(TASKS AND EXERCISES)
A - Rewrite the paragraph of the jet lag article below that begins "According to Dr Green" as one shorter sentence that keeps its main facts.
B - Write a continuation of the jet lag article below, starting after its final line.

(PASSAGE SHOWN)
--- START ---
It often takes several days for travellers to acclimatise to a new time zone.
Health and wellness expert Dr Darren Green explains that jet lag occurs when a person travels across multiple time zones and has trouble adjusting to the new schedule.
Dr Green advises that jet lag disrupts the body clock, otherwise known as the circadian rhythm.
Also on air travel: 'Jacob Zuma didn't know you have to pay for food on the plane'
Jet lag, also called flight fatigue, can cause fatigue, insomnia, and other symptoms, he says.
According to Dr Green, people need one day for every one-hour time zone crossed to get back to their normal rhythm and energy levels.
He explains that jet lag affects the performance of artists, professional athletes and businessmen who travel regularly.
Tips on helping minimise jet lag:
- create comfort on the flight
- wear dark eye patches on the flight
- consider taking sleeping tablets on long-distances flights
- expose yourself to light at the new destination
- familairise yourself with the new environment
- stick to the same sleep schedule
- stick to the same bedtime habits and nightime routine (e.g. brushing teeth, lights, pillows, pajamas)
--- END ---
(DATASET ENTRIES)
--- START ---
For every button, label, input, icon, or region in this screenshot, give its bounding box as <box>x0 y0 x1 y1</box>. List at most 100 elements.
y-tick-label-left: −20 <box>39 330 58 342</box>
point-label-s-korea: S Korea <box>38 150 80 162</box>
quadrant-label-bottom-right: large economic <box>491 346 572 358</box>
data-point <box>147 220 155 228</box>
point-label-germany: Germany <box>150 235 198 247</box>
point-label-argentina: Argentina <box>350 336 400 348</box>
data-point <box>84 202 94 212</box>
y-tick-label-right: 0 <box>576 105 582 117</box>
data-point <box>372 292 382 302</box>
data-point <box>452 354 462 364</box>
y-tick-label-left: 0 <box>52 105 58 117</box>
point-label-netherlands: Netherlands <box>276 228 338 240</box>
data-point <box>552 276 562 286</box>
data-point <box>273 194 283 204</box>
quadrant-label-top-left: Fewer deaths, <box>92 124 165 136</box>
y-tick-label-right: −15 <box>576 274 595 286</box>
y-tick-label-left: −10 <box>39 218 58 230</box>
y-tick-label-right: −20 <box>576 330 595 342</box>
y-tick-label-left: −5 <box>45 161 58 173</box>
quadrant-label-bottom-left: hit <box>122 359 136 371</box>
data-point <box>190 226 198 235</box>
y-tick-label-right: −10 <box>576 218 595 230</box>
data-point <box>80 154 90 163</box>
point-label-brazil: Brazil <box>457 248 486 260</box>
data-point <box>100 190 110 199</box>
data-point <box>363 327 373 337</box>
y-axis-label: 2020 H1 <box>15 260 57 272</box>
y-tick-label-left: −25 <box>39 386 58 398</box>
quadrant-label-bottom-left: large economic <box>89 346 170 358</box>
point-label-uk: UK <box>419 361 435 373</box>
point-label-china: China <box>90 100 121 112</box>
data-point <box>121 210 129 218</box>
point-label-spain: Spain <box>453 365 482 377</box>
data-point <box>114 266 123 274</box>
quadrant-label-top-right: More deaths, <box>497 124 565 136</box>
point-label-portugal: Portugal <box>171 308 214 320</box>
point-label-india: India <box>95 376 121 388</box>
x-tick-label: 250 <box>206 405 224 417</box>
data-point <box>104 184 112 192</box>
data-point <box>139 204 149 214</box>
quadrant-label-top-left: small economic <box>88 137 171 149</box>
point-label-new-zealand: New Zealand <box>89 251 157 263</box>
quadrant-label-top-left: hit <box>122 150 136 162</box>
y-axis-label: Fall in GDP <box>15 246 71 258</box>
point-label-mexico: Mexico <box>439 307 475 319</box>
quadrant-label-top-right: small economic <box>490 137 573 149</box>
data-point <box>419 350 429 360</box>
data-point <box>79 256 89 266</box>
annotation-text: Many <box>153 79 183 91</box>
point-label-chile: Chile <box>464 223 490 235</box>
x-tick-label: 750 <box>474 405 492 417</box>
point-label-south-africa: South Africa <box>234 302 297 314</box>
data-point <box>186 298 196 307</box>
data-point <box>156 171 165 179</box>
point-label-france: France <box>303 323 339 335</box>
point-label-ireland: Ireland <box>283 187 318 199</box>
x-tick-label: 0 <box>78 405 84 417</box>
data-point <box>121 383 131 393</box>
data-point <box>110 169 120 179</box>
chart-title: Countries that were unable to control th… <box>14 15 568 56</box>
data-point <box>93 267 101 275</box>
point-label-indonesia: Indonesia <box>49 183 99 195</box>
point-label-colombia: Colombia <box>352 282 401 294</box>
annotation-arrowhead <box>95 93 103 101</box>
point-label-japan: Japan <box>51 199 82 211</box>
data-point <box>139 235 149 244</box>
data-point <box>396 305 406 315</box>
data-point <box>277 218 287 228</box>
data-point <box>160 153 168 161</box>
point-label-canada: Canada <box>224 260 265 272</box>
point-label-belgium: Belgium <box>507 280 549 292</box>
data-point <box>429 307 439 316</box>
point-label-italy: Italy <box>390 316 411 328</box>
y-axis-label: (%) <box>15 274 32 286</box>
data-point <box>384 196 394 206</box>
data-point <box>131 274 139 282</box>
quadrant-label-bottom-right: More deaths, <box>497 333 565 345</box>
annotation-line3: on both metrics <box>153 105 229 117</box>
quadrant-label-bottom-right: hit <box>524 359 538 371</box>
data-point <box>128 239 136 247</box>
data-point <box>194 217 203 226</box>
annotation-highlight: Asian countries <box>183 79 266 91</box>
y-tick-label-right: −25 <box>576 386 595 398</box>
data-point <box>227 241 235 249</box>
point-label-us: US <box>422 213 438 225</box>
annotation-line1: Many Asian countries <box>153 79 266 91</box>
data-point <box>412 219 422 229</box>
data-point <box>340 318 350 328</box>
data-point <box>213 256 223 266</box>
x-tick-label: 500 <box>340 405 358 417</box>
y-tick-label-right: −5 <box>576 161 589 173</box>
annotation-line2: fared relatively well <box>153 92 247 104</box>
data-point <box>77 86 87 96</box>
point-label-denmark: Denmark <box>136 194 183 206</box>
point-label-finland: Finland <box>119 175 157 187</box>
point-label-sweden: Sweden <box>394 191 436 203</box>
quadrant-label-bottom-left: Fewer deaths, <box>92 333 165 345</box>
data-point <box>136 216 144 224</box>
--- END ---
(ANSWERS BELOW)
A - Dr Green says people need one day per one-hour time zone crossed to regain their normal rhythm and energy levels.

B -
- consult with your doctor or pharmacist about using melatonin medication
If you go to the West, you increase the length of your day.— Dr Darren Green, Health and Wellness expert
Something as simple as eye patches can make a massive difference to your trip.— Dr Darren Green, Health and Wellness expert
Dr Green shared advice on jet lag and other travel and flight-related health concerns.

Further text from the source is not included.